**SOURCE EXTRACT**
....
From: "Luís Henriques" <lhenriques@suse.de>
To: Jeff Layton <jlayton@kernel.org>
Cc: Xiubo Li <xiubli@redhat.com>,
idryomov@gmail.com, vshankar@redhat.com, khiremat@redhat.com,
pdonnell@redhat.com, ceph-devel@vger.kernel.org
Subject: Re: [PATCH v2 4/4] ceph: add truncate size handling support for fscrypt
Date: Wed, 27 Oct 2021 16:06:31 +0100 [thread overview]
Message-ID: <YXlq95FB8sU493dr@suse.de> (raw)
In-Reply-To: <cb4ddb7a862dbb0b5f44c4c4a131adfc8c3f008c.camel@kernel.org>
On Wed, Oct 27, 2021 at 08:17:55AM -0400, Jeff Layton wrote:
> On Wed, 2021-10-27 at 13:12 +0800, Xiubo Li wrote:
> > On 10/26/21 4:01 AM, Jeff Layton wrote:
> > > On Wed, 2021-10-20 at 21:28 +0800, xiubli@redhat.com wrote:
> > > > From: Xiubo Li <xiubli@redhat.com>
> > > >
> > > > This will transfer the encrypted last block contents to the MDS
> > > > along with the truncate request only when new size is smaller and
> > > > not aligned to the fscrypt BLOCK size.
> > > >
> > > > Signed-off-by: Xiubo Li <xiubli@redhat.com>
> > > > ---
> > > > fs/ceph/caps.c | 9 +--
> > > > fs/ceph/inode.c | 210 ++++++++++++++++++++++++++++++++++++++++++------
> > > > 2 files changed, 190 insertions(+), 29 deletions(-)
> > > >
> > > > diff --git a/fs/ceph/caps.c b/fs/ceph/caps.c
> > > > index 4e2a588465c5..1a36f0870d89 100644
> > > > --- a/fs/ceph/caps.c
> > > > +++ b/fs/ceph/caps.c
> > ...
> > > > +fill_last_block:
> > > > + pagelist = ceph_pagelist_alloc(GFP_KERNEL);
> > > > + if (!pagelist)
> > > > + return -ENOMEM;
> > > > +
> > > > + /* Insert the header first */
> > > > + header.ver = 1;
> > > > + header.compat = 1;
> > > > + /* sizeof(file_offset) + sizeof(block_size) + blen */
> > > > + header.data_len = cpu_to_le32(8 + 8 + CEPH_FSCRYPT_BLOCK_SIZE);
> > > > + header.file_offset = cpu_to_le64(orig_pos);
> > > > + if (fill_header_only) {
> > > > + header.file_offset = cpu_to_le64(0);
> > > > + header.block_size = cpu_to_le64(0);
> > > > + } else {
> > > > + header.file_offset = cpu_to_le64(orig_pos);
> > > > + header.block_size = cpu_to_le64(CEPH_FSCRYPT_BLOCK_SIZE);
> > > > + }
> > > > + ret = ceph_pagelist_append(pagelist, &header, sizeof(header));
> > > > + if (ret)
....
**Stored entries**
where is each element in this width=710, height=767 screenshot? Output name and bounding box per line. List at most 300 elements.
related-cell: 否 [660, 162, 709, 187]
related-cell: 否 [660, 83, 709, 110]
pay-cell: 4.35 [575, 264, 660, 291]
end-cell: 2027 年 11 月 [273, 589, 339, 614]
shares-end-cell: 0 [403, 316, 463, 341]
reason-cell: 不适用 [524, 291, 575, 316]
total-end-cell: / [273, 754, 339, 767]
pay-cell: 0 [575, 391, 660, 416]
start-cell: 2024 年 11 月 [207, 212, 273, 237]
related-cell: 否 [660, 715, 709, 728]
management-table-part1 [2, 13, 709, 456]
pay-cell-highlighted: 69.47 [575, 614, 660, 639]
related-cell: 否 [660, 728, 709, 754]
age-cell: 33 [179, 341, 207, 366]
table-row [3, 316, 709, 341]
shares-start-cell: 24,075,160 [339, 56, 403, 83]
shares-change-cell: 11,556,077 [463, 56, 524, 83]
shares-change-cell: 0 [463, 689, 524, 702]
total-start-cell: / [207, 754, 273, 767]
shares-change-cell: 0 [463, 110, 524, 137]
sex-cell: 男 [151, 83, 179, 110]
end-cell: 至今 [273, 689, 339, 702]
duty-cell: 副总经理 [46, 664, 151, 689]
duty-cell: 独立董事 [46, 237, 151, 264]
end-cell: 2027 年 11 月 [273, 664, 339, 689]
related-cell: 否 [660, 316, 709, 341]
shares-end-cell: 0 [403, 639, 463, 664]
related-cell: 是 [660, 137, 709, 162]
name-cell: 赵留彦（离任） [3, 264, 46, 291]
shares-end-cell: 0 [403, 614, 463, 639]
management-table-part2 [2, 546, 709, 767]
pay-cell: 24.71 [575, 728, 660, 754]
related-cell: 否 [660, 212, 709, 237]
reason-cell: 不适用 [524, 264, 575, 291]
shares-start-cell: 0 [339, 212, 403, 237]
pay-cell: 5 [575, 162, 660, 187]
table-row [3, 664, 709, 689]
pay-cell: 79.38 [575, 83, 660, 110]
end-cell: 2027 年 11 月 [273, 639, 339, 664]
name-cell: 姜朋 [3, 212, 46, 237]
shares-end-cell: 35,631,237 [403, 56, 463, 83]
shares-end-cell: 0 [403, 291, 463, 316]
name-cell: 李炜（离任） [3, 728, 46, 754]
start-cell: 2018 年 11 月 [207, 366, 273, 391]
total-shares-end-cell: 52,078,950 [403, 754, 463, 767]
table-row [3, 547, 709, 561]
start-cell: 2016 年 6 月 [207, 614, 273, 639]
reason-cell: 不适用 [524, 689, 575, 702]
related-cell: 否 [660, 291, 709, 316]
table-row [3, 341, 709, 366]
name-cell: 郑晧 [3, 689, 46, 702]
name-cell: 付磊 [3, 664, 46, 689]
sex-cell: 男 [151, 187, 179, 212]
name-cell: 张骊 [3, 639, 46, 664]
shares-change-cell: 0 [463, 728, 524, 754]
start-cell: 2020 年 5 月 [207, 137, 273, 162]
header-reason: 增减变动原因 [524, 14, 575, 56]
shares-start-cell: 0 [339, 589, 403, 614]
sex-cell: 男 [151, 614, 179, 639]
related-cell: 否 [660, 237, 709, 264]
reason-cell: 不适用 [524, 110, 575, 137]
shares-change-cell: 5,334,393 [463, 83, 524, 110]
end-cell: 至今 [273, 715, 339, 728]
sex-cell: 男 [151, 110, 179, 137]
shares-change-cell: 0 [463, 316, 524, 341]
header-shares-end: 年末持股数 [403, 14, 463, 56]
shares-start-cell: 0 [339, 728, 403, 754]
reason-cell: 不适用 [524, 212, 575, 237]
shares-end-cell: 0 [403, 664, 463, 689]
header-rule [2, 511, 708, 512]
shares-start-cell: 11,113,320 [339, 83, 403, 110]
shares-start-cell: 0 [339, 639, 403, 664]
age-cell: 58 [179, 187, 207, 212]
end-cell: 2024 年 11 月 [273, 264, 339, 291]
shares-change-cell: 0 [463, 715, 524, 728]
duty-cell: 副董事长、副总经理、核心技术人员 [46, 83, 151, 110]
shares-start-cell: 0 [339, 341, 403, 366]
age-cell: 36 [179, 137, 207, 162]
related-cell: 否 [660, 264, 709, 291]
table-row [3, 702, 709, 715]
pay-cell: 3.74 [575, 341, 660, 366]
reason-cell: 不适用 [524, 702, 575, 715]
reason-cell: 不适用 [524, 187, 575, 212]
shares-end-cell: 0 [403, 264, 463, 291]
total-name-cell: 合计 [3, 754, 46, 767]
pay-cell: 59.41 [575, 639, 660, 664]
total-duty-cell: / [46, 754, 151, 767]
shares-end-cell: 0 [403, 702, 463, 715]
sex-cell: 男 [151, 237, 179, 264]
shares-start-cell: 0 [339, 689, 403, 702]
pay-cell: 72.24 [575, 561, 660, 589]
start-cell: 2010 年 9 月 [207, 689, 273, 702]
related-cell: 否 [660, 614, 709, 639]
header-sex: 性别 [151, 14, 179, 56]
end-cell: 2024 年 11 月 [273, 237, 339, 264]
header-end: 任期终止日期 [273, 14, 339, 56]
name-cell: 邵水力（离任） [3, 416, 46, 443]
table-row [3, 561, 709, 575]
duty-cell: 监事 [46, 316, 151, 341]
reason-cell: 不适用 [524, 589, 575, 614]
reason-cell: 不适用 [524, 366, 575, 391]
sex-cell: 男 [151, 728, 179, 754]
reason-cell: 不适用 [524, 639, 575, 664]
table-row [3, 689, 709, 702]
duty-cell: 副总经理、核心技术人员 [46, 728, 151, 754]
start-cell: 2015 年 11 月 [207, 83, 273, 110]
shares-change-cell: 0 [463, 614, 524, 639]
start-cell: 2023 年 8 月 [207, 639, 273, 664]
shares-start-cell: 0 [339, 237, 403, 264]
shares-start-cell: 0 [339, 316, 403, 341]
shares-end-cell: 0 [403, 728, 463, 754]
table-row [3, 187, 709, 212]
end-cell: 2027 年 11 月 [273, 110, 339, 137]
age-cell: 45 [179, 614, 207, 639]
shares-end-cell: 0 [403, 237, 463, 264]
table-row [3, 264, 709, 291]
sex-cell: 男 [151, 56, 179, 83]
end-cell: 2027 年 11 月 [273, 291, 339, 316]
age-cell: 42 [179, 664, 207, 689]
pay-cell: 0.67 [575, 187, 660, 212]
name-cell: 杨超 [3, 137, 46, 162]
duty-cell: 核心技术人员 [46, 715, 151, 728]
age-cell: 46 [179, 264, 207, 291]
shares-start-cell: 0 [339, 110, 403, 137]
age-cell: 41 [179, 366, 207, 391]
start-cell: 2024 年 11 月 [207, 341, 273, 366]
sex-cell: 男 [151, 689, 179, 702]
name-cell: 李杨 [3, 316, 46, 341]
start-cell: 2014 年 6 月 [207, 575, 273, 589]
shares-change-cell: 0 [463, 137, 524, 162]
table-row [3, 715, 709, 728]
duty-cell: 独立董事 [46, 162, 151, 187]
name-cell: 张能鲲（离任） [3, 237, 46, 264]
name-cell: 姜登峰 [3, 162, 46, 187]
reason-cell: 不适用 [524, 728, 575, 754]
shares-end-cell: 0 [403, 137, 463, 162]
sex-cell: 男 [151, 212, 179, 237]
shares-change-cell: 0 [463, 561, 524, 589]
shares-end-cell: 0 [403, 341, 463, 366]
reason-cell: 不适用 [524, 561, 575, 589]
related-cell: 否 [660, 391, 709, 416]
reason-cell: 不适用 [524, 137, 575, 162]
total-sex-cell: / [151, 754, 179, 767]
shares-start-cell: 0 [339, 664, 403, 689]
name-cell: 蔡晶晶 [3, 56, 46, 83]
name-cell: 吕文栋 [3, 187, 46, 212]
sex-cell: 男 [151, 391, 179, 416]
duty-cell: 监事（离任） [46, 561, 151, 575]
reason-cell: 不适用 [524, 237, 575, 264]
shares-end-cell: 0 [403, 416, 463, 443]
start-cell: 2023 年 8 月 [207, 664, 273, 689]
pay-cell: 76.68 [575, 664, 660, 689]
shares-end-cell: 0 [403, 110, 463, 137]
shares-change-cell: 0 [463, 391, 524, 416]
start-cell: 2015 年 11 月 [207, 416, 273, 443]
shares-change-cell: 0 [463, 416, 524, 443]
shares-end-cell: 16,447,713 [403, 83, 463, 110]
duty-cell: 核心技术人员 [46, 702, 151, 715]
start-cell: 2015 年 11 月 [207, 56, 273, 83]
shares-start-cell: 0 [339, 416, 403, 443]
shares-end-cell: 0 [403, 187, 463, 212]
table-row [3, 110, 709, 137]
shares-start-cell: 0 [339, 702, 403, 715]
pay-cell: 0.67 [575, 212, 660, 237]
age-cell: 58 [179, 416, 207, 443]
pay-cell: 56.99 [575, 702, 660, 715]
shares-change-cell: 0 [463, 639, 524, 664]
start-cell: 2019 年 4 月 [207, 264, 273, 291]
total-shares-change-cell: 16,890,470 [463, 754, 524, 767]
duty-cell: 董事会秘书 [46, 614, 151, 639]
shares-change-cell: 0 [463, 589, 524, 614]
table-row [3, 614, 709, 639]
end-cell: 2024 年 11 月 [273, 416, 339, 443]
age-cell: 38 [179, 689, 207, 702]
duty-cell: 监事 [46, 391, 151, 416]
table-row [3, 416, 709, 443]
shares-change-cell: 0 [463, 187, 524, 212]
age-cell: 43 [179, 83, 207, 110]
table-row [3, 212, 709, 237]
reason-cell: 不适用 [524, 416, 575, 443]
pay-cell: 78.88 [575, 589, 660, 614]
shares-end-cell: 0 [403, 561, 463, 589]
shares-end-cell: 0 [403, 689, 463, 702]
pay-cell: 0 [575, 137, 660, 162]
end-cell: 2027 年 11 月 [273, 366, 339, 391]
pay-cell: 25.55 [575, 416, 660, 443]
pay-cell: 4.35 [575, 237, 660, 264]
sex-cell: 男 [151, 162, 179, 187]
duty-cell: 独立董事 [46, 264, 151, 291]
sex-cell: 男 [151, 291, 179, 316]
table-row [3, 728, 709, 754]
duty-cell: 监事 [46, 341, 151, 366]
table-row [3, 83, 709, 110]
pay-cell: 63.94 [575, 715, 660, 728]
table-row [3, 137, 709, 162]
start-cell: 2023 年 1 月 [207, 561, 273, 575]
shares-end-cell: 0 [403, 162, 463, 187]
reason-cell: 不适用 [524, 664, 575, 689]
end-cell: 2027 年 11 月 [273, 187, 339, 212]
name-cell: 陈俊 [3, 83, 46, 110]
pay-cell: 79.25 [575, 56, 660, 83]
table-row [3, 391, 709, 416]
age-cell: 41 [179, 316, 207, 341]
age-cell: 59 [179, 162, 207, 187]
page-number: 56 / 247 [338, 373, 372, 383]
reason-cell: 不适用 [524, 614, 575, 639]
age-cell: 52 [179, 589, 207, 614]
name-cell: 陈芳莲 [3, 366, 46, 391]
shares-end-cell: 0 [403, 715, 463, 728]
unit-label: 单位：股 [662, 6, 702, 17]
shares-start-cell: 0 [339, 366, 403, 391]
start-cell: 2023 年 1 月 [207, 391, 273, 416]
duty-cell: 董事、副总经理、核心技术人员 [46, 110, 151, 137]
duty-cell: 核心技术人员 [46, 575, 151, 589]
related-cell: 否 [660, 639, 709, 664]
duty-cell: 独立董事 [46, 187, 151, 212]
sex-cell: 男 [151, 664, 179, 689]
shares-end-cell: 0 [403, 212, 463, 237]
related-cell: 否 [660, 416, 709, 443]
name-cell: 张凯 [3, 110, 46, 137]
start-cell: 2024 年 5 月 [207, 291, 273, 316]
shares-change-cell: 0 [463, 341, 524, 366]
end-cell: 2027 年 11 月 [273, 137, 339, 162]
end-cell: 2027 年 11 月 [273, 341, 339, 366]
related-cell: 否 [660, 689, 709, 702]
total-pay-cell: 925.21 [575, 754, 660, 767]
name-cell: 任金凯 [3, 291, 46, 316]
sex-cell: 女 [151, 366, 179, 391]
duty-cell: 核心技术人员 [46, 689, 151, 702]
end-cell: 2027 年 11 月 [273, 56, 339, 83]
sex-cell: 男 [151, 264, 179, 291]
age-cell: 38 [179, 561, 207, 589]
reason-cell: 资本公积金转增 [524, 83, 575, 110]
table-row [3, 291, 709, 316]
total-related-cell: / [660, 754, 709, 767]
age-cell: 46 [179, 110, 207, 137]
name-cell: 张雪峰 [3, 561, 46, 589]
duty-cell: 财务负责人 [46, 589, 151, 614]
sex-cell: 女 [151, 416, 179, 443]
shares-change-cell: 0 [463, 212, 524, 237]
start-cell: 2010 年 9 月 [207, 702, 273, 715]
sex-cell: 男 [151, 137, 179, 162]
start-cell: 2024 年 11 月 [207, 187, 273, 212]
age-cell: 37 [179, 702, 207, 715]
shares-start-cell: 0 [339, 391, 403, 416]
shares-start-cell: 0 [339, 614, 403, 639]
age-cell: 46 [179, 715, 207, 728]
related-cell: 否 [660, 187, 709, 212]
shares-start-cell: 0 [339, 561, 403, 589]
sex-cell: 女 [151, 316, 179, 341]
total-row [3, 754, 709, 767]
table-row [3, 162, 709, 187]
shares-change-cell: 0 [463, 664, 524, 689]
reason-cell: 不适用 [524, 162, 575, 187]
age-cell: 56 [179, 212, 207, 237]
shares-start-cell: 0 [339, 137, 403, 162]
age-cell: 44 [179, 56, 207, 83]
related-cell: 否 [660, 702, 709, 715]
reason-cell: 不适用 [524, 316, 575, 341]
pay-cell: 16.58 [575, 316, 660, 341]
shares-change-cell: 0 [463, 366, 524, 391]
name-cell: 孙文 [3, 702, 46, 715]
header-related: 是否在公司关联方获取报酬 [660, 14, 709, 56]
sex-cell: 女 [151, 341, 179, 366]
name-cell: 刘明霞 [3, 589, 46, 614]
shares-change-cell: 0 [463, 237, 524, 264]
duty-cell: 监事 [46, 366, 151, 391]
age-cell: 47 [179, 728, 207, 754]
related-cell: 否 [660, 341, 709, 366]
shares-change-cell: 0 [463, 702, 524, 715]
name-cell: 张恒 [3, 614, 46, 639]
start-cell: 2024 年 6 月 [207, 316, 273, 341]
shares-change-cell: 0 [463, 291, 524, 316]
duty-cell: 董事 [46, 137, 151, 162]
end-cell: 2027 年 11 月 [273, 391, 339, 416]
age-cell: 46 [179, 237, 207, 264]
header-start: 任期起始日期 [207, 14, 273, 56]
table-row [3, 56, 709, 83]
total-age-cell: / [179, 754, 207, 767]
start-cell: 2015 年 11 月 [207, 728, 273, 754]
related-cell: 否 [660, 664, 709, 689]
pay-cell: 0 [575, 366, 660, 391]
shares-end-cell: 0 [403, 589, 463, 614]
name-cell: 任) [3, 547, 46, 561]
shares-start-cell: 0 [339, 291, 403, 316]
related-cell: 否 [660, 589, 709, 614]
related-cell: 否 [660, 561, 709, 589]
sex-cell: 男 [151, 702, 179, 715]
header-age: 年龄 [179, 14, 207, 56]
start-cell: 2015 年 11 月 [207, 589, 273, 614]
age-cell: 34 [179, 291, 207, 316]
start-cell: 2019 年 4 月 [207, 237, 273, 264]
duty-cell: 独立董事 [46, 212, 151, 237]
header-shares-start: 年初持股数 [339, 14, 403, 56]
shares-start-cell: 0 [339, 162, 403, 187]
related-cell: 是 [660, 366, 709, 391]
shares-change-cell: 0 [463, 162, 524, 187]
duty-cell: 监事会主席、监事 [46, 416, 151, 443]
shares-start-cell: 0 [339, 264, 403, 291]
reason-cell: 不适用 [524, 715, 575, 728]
....
**AIM**
Using the patch email, answer the following questions, numbering your answers the same way.
1. On what date and at what time was the reply from Luís Henriques sent?
2. Under what conditions does the patch transfer the encrypted last block contents to the MDS along with the truncate request?
3. How many insertions and deletions does the patch make in total?

**ANSWER TO THE EXERCISE**
1. Wed, 27 Oct 2021, at 16:06:31 +0100.
2. Only when the new size is smaller and not aligned to the fscrypt BLOCK size.
3. 190 insertions and 29 deletions.